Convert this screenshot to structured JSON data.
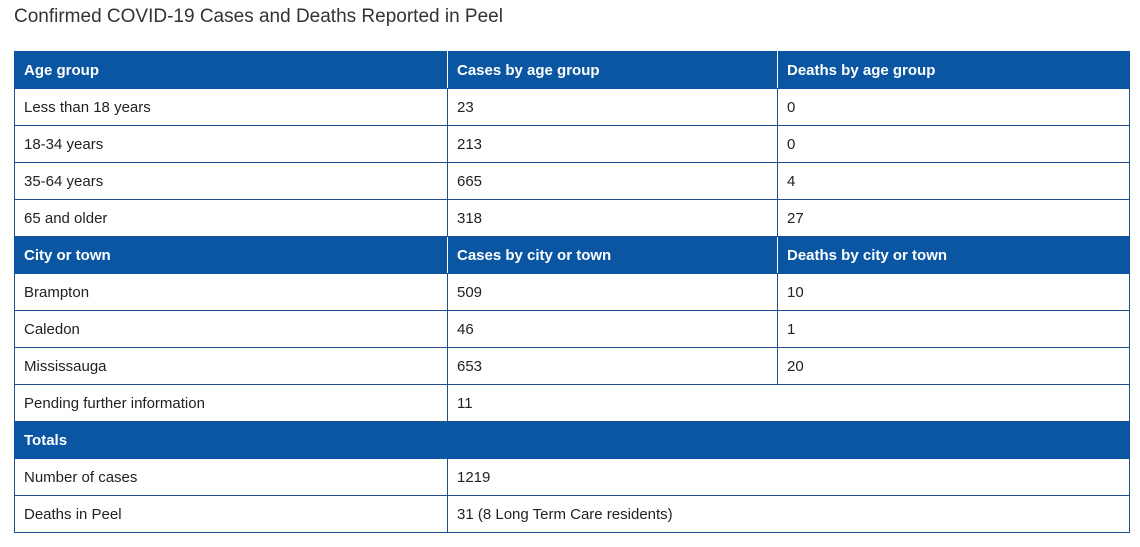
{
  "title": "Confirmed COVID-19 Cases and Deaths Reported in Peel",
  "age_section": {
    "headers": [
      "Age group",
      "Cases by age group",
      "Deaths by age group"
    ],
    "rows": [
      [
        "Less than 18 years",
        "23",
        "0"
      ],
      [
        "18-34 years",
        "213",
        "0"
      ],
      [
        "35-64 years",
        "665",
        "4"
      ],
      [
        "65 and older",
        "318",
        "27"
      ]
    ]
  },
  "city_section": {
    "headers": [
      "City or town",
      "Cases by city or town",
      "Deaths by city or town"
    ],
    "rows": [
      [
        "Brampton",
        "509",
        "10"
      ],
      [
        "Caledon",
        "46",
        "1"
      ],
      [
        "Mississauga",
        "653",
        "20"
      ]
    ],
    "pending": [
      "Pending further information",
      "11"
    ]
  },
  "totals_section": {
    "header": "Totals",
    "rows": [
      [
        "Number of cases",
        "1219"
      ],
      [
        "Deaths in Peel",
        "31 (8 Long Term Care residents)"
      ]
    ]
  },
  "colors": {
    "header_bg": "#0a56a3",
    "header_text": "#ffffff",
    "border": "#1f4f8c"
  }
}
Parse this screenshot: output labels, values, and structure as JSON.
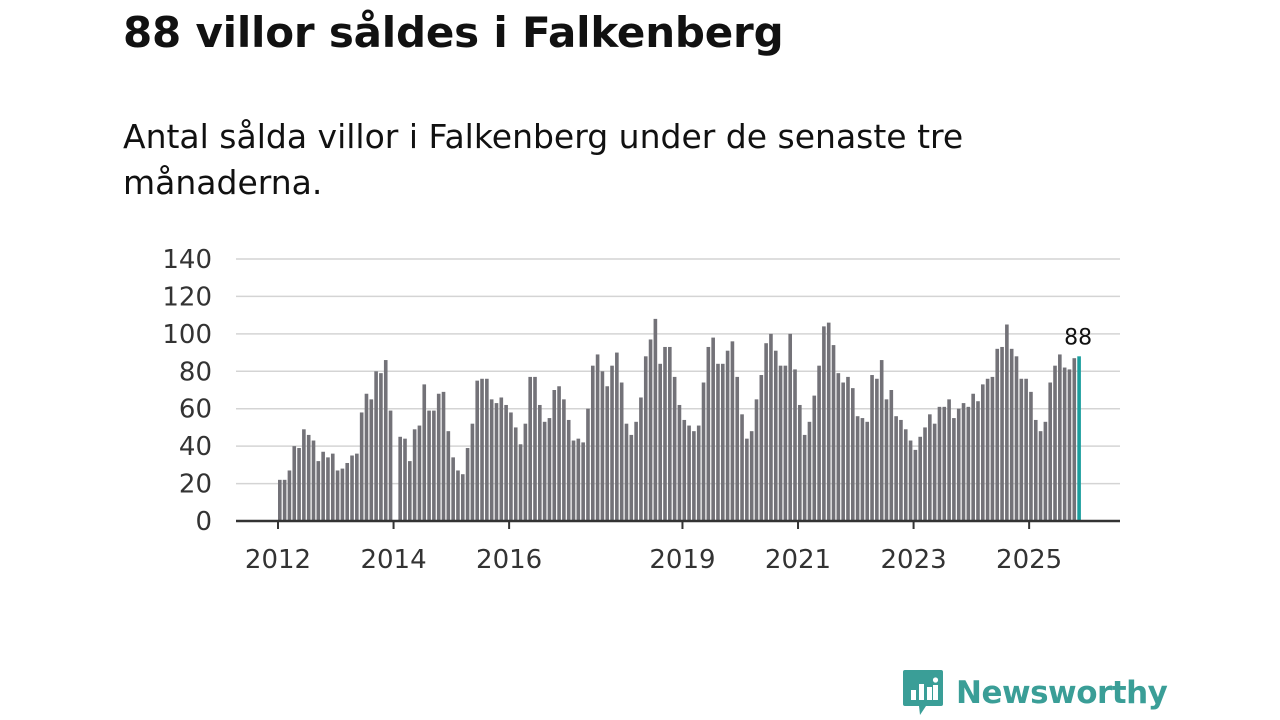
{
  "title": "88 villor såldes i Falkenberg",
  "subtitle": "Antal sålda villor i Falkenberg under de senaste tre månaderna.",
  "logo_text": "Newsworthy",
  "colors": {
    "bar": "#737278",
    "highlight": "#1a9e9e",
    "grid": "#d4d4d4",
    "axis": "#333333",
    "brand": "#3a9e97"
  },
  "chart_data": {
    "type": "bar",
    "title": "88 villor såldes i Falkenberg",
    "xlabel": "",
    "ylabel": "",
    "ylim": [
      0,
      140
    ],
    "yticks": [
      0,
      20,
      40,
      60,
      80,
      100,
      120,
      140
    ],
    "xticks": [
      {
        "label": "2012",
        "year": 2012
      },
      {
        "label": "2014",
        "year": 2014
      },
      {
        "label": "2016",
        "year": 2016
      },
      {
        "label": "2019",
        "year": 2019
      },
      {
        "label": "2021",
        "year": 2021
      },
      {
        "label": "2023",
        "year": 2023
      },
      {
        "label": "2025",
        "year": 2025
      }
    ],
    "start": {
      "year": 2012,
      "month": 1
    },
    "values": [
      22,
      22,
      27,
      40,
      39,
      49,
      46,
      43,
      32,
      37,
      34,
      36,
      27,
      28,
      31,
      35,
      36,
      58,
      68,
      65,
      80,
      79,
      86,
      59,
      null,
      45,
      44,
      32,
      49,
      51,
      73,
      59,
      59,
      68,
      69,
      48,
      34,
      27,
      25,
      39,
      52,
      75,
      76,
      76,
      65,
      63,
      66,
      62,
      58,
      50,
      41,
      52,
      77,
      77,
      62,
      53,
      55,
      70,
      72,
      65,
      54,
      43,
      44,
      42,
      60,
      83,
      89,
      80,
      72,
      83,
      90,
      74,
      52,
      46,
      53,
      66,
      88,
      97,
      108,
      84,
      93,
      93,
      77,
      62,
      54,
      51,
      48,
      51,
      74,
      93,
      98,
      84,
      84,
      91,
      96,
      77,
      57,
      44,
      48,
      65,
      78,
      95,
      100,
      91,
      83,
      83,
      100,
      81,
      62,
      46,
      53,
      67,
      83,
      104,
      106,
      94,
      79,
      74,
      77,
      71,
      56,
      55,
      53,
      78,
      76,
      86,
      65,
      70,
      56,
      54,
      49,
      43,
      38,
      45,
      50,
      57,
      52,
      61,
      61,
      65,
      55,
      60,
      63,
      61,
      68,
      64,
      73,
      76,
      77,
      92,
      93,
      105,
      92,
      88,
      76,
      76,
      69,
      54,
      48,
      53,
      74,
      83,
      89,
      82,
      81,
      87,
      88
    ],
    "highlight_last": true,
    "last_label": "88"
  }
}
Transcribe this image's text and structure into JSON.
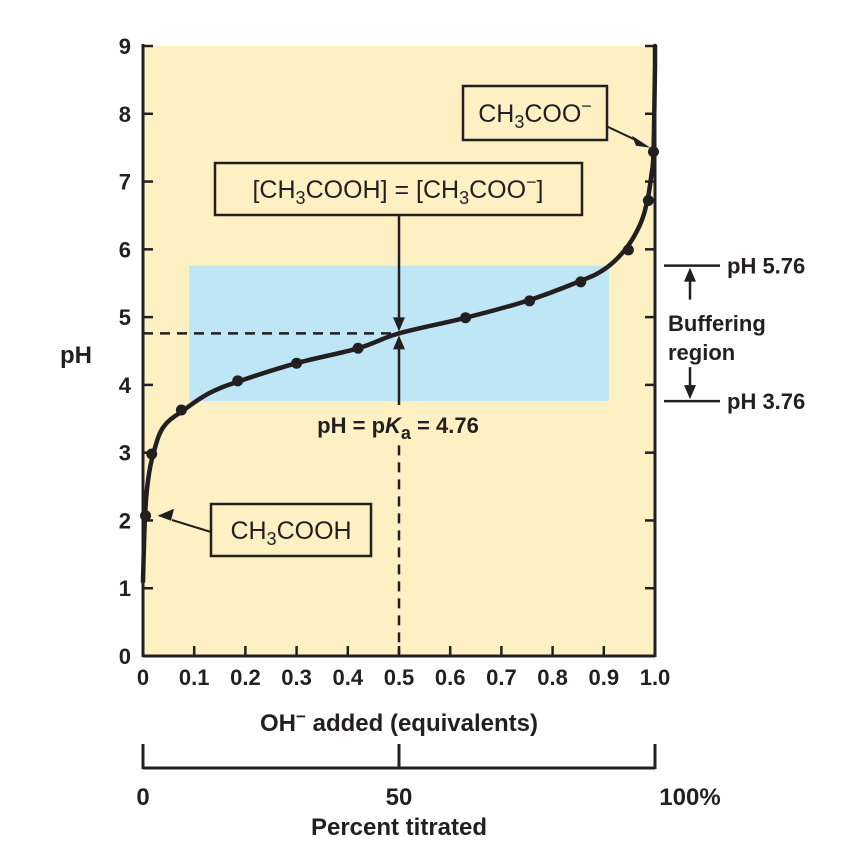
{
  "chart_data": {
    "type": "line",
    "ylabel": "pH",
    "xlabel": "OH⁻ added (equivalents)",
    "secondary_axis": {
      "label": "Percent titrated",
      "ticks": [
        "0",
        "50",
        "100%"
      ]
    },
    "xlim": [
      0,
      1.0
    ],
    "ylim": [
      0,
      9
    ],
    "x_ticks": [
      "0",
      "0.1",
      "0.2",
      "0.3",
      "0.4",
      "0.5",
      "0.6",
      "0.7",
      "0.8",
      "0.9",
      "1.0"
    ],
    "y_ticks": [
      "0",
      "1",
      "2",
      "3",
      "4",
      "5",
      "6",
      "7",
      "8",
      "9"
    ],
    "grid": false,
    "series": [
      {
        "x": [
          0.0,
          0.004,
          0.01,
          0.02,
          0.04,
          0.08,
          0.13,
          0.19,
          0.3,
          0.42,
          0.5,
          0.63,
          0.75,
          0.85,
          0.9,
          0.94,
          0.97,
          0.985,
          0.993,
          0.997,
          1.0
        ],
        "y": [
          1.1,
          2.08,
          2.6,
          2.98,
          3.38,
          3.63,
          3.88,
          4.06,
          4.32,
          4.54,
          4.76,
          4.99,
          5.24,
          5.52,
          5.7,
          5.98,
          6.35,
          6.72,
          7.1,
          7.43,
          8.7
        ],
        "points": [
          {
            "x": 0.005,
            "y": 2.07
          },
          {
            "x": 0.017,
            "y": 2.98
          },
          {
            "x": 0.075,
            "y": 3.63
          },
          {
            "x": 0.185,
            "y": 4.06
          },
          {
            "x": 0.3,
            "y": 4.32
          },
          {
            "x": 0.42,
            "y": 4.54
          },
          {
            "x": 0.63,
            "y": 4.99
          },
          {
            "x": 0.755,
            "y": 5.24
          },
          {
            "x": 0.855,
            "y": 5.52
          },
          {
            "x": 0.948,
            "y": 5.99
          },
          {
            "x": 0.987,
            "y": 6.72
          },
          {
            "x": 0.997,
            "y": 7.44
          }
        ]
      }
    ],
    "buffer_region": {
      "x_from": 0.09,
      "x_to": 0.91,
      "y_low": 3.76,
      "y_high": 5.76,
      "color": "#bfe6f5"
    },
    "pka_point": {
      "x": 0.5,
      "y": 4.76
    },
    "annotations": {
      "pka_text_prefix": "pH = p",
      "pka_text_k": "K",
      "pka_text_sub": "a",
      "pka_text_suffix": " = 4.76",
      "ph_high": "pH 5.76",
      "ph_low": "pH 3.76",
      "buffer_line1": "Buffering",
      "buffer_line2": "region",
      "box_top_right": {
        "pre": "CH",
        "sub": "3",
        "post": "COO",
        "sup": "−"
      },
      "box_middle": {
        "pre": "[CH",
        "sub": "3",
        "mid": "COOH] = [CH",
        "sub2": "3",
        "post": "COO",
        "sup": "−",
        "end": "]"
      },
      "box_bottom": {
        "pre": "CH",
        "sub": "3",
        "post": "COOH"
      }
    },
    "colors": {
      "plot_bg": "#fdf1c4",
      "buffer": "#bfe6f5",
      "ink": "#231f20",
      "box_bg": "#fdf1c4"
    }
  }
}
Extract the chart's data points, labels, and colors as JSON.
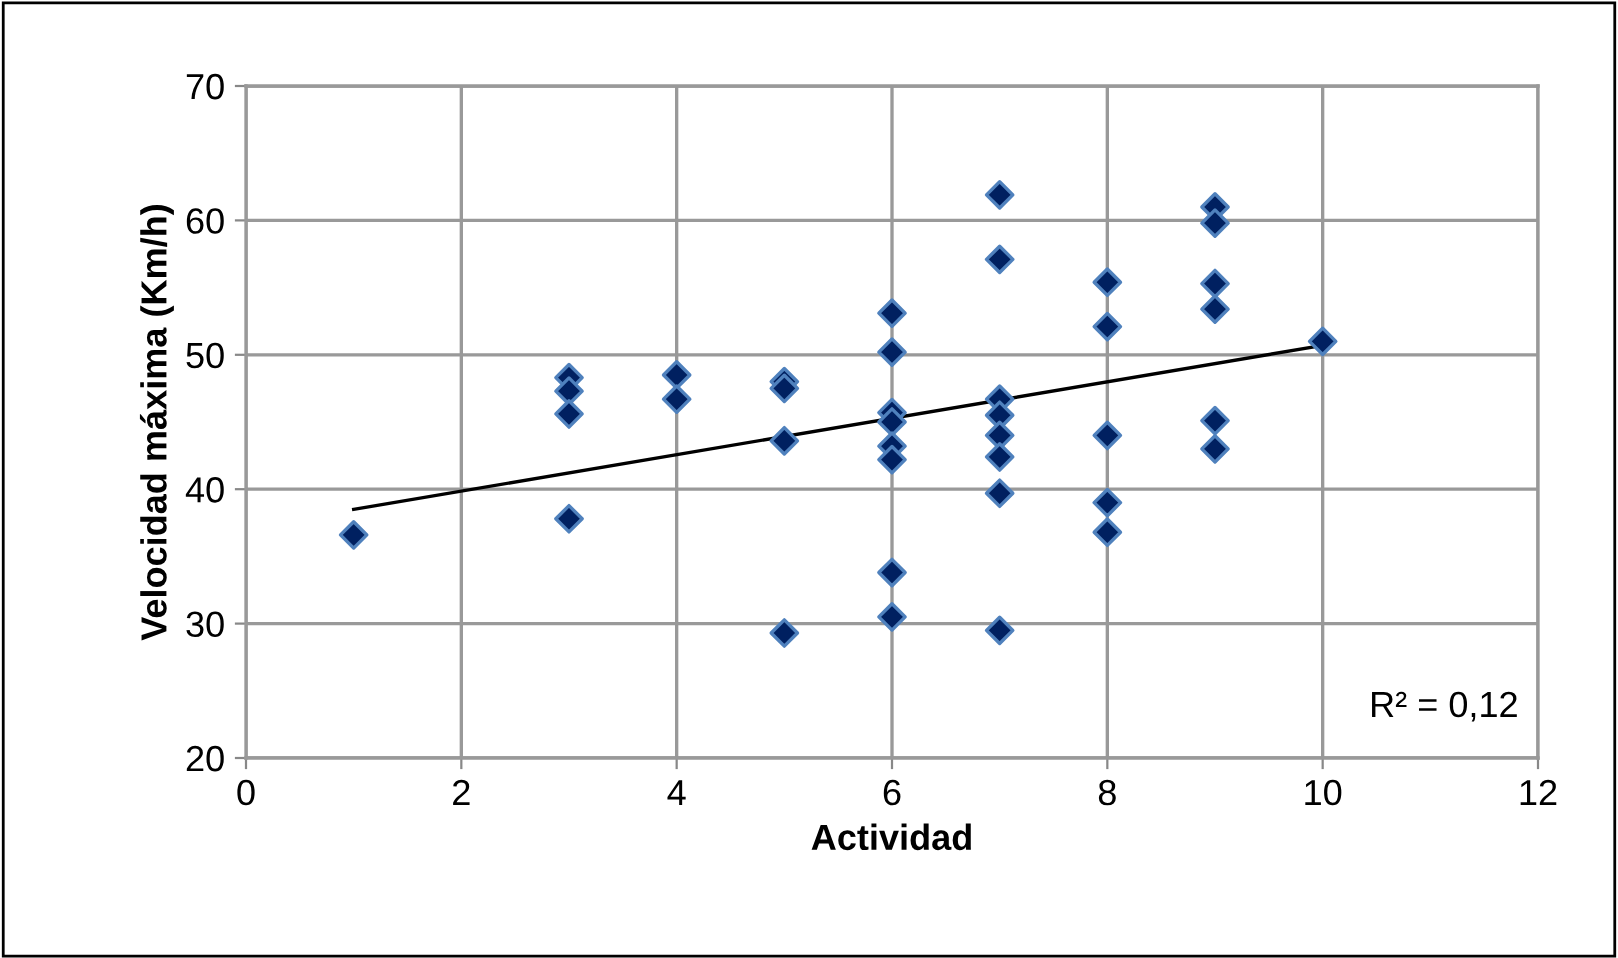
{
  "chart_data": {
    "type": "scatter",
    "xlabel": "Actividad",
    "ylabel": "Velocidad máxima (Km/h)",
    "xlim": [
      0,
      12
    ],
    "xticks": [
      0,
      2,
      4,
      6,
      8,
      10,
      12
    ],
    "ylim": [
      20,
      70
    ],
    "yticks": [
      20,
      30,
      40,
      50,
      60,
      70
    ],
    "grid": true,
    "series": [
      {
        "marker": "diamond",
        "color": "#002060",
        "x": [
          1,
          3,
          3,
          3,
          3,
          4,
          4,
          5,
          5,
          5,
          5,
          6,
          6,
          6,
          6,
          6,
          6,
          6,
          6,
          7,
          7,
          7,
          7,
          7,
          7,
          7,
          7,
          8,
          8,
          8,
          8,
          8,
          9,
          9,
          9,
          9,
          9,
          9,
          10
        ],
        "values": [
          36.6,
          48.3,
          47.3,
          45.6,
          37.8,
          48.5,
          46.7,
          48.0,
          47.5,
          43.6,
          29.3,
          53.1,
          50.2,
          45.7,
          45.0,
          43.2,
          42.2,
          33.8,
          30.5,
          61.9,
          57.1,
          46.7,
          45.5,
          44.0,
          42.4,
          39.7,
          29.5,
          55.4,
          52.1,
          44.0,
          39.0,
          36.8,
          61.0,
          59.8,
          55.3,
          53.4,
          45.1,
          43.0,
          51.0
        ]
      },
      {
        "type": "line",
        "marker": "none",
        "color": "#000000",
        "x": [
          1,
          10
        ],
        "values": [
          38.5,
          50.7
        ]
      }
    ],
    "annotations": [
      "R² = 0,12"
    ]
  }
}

++++++++++++++++++++

PROBLEM DESCRIPTION: In the records above, find each line that holds the word "group"; copy all such lines.

ANSWER TO THIS PROBLEM:
      "Age group",
      "Cases by age group",
      "Deaths by age group"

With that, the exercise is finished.